Records about charts and figures:
=-=-=

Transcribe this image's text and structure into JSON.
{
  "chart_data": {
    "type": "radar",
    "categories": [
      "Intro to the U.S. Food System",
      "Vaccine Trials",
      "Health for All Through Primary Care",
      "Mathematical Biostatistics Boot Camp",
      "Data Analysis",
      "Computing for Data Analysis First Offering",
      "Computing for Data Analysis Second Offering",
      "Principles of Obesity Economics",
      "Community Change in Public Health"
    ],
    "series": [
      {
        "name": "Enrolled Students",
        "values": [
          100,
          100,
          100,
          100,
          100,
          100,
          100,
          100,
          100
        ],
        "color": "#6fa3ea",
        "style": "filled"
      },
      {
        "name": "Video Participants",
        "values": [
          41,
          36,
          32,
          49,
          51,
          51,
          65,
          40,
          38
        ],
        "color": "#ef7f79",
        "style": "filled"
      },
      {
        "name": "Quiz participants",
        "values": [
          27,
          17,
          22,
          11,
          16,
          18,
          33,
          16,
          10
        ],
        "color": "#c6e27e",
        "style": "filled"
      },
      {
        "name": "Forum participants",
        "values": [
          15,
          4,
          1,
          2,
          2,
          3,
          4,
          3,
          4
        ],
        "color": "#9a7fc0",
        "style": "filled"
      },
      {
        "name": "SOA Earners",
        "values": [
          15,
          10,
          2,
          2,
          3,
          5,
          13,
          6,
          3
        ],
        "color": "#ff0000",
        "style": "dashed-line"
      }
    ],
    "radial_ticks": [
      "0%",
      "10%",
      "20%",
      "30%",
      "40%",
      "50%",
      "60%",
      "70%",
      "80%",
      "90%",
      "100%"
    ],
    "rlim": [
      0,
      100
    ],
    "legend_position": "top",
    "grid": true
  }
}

=-=-=

Count how many lines of the listing above include "Analysis" and report that number alone.

### [Reply]
3